-- start of Task inputs --

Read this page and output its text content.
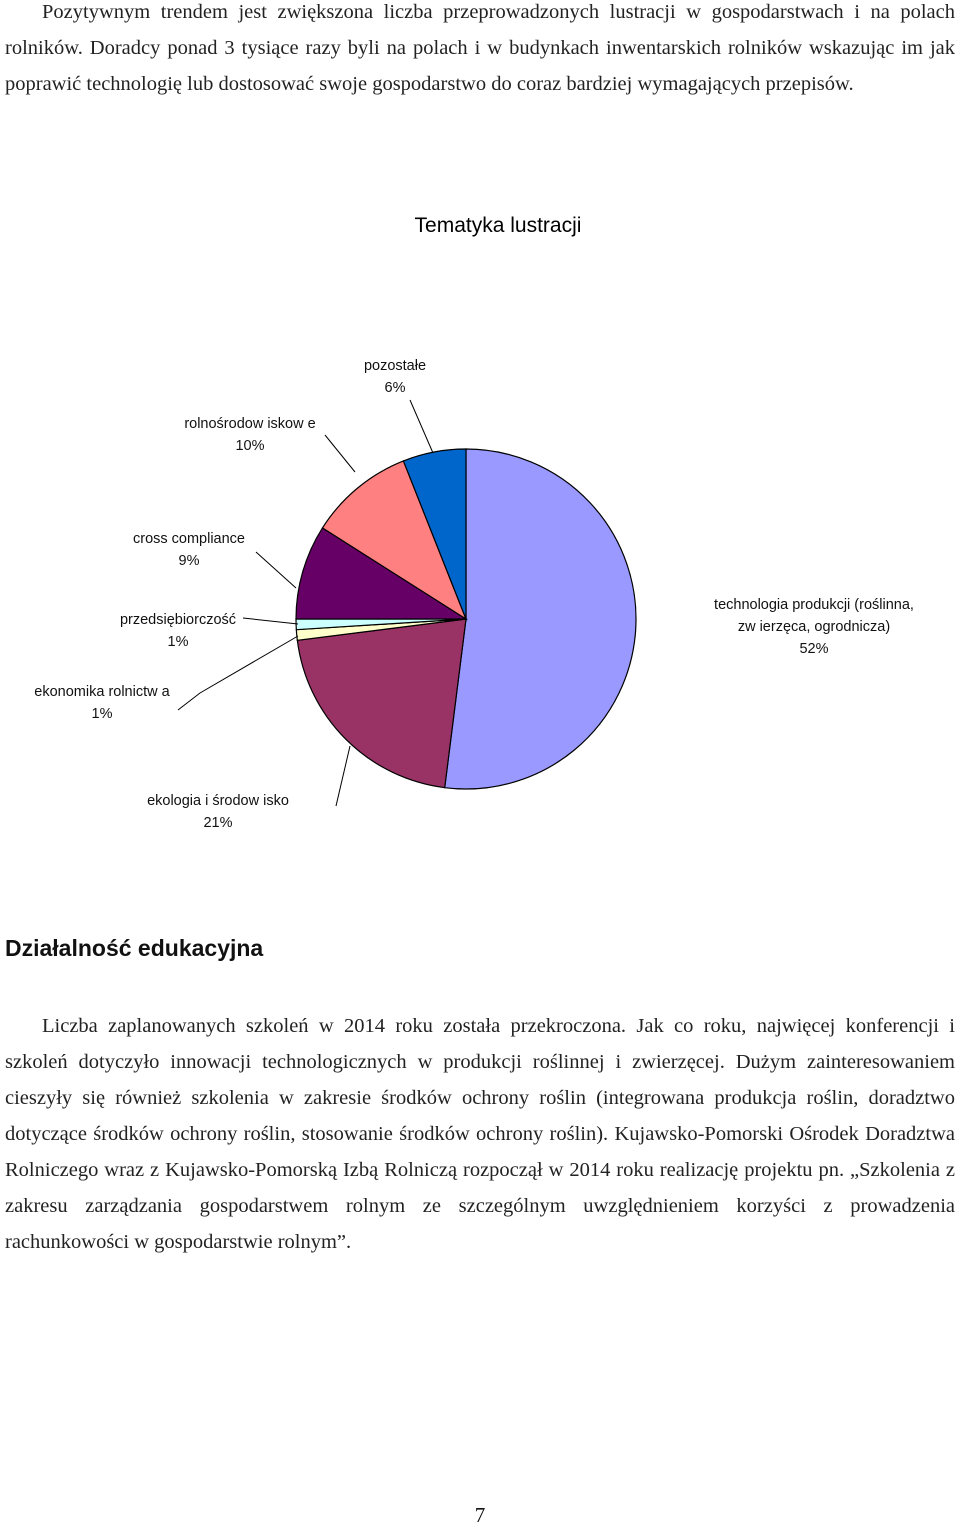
Pozytywnym trendem jest zwiększona liczba przeprowadzonych lustracji w gospodarstwach i na polach rolników. Doradcy ponad 3 tysiące razy byli na polach i w budynkach inwentarskich rolników wskazując im jak poprawić technologię lub dostosować swoje gospodarstwo do coraz bardziej wymagających przepisów.

Tematyka lustracji
technologia produkcji (roślinna, zw ierzęca, ogrodnicza) 52%
ekologia i środow isko 21%
ekonomika rolnictw a 1%
przedsiębiorczość 1%
cross compliance 9%
rolnośrodow iskow e 10%
pozostałe 6%
Działalność edukacyjna

Liczba zaplanowanych szkoleń w 2014 roku została przekroczona. Jak co roku, najwięcej konferencji i szkoleń dotyczyło innowacji technologicznych w produkcji roślinnej i zwierzęcej. Dużym zainteresowaniem cieszyły się również szkolenia w zakresie środków ochrony roślin (integrowana produkcja roślin, doradztwo dotyczące środków ochrony roślin, stosowanie środków ochrony roślin). Kujawsko-Pomorski Ośrodek Doradztwa Rolniczego wraz z Kujawsko-Pomorską Izbą Rolniczą rozpoczął w 2014 roku realizację projektu pn. „Szkolenia z zakresu zarządzania gospodarstwem rolnym ze szczególnym uwzględnieniem korzyści z prowadzenia rachunkowości w gospodarstwie rolnym”.

7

-- end of Task inputs --

Task to carry out: Every line of the data above should be quoted exactly. Omit the pictures.

Exercise answer:
Read this page and output its text content.
Pozytywnym trendem jest zwiększona liczba przeprowadzonych lustracji w gospodarstwach i na polach rolników. Doradcy ponad 3 tysiące razy byli na polach i w budynkach inwentarskich rolników wskazując im jak poprawić technologię lub dostosować swoje gospodarstwo do coraz bardziej wymagających przepisów.

Tematyka lustracji
technologia produkcji (roślinna, zw ierzęca, ogrodnicza) 52%
ekologia i środow isko 21%
ekonomika rolnictw a 1%
przedsiębiorczość 1%
cross compliance 9%
rolnośrodow iskow e 10%
pozostałe 6%
Działalność edukacyjna

Liczba zaplanowanych szkoleń w 2014 roku została przekroczona. Jak co roku, najwięcej konferencji i szkoleń dotyczyło innowacji technologicznych w produkcji roślinnej i zwierzęcej. Dużym zainteresowaniem cieszyły się również szkolenia w zakresie środków ochrony roślin (integrowana produkcja roślin, doradztwo dotyczące środków ochrony roślin, stosowanie środków ochrony roślin). Kujawsko-Pomorski Ośrodek Doradztwa Rolniczego wraz z Kujawsko-Pomorską Izbą Rolniczą rozpoczął w 2014 roku realizację projektu pn. „Szkolenia z zakresu zarządzania gospodarstwem rolnym ze szczególnym uwzględnieniem korzyści z prowadzenia rachunkowości w gospodarstwie rolnym”.

7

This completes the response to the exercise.